# START OF Records shown
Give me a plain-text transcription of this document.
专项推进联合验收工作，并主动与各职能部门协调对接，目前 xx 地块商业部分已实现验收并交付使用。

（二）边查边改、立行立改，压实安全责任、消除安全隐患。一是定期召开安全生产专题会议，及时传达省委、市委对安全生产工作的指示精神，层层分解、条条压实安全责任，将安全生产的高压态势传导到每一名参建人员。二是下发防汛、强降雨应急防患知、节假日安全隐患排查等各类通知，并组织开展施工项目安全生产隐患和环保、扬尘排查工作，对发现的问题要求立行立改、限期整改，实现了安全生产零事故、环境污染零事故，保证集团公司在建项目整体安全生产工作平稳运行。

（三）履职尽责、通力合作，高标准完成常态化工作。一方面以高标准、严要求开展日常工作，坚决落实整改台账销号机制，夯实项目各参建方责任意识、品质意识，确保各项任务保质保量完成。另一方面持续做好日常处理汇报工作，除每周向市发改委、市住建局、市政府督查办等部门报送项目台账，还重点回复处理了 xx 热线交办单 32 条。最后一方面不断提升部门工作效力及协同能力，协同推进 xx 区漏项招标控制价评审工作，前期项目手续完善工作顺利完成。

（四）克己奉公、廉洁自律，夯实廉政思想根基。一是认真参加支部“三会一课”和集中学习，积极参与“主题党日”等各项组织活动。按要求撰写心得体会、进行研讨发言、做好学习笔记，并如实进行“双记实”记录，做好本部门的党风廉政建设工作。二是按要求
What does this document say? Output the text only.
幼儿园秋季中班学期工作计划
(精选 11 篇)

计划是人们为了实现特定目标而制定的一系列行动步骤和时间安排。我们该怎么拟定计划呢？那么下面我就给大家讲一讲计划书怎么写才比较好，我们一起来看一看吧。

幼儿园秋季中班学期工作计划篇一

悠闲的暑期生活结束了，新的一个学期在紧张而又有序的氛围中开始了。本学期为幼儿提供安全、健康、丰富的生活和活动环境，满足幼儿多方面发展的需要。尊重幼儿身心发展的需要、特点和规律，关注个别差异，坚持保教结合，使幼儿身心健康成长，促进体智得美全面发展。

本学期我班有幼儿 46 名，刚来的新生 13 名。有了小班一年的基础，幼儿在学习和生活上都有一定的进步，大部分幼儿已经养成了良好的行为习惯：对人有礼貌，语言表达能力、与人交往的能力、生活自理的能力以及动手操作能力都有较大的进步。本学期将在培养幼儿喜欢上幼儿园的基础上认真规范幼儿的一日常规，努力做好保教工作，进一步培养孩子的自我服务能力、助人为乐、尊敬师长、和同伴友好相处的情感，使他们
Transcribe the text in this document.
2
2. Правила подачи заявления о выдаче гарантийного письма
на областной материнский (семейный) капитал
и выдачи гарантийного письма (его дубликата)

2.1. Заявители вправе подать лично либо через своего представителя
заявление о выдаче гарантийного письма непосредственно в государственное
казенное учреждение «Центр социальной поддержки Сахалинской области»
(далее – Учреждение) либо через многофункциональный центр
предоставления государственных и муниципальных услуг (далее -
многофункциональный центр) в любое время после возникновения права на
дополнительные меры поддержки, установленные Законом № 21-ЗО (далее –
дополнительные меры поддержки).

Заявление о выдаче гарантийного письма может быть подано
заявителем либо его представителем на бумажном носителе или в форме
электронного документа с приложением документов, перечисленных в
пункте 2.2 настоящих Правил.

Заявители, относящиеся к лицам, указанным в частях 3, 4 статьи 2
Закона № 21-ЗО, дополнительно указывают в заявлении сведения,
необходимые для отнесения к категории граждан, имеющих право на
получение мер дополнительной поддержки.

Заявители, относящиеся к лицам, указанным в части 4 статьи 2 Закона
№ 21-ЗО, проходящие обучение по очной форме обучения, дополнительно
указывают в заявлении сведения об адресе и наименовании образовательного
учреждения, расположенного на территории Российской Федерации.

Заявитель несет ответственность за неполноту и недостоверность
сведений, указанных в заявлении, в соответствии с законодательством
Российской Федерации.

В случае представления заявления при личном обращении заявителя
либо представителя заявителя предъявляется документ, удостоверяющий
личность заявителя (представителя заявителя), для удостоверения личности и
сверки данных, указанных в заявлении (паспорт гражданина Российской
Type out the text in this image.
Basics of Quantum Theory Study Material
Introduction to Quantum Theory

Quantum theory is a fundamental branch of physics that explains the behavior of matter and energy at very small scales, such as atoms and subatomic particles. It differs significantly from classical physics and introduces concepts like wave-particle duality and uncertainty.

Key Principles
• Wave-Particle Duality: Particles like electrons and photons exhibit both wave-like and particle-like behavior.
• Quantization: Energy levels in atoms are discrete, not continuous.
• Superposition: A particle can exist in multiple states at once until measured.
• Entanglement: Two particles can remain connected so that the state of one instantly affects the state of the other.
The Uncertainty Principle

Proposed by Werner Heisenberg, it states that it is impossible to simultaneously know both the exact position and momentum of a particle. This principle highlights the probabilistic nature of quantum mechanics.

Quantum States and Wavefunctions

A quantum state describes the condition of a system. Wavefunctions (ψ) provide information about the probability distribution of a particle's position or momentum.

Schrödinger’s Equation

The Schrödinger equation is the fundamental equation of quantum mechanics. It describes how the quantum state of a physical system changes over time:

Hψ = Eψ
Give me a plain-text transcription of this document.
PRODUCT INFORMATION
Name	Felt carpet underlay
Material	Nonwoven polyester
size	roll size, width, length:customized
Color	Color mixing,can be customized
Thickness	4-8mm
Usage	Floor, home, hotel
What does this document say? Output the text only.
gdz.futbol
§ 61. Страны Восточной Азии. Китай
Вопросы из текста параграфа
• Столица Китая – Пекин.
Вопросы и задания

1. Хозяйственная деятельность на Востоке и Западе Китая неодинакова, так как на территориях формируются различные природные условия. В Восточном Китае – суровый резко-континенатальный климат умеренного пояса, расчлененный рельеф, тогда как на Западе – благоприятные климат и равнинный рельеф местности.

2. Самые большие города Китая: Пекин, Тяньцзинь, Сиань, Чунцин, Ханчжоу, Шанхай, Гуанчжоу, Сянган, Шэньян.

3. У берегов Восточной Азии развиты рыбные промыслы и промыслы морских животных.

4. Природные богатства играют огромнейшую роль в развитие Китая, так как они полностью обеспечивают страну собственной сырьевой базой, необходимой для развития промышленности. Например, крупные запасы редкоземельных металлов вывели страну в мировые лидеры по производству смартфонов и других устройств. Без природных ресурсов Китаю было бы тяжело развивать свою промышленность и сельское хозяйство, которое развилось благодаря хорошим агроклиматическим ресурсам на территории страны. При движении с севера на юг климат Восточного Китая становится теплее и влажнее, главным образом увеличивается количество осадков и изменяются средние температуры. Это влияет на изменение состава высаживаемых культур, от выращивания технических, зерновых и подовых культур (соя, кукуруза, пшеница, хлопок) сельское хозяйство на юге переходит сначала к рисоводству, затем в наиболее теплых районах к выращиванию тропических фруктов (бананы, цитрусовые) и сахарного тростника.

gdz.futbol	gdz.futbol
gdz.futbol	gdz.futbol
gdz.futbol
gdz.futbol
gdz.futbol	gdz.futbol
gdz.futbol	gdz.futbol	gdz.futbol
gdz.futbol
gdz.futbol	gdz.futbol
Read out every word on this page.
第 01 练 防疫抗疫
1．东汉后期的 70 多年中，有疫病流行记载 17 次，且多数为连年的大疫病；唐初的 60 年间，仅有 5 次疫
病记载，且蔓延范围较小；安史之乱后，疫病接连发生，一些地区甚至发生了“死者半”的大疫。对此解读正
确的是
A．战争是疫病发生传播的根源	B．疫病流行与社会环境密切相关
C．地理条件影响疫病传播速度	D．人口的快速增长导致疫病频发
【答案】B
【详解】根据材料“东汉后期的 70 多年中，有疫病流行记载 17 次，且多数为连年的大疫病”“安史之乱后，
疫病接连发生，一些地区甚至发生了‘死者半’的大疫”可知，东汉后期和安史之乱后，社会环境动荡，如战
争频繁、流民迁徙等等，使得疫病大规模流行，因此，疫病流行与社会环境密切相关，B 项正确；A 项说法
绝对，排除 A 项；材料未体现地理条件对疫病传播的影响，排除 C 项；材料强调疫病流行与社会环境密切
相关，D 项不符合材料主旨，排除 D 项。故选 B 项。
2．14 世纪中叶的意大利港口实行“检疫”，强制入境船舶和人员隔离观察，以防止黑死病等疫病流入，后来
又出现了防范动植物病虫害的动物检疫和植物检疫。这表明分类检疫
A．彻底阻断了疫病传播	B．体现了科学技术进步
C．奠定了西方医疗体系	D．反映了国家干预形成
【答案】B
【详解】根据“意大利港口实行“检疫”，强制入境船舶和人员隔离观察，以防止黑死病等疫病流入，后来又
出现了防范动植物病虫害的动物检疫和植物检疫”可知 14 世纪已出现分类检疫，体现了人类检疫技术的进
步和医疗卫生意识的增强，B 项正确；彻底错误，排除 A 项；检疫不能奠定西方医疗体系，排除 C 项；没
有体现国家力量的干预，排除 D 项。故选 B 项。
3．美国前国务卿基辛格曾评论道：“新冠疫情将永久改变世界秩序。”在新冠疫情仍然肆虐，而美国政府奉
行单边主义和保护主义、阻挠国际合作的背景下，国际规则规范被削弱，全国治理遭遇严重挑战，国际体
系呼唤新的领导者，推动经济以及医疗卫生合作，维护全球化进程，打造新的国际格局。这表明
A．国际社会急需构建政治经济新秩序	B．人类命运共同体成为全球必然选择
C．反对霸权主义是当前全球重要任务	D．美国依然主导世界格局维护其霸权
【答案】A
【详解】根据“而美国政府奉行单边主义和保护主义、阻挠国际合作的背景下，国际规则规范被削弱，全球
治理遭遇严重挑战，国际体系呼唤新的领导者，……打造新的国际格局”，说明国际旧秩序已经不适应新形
# END OF Records shown
Work instructions —
Provide the count, and nothing else, of lines in the data above where the word "Восточной" occurs.

Exercise response —
2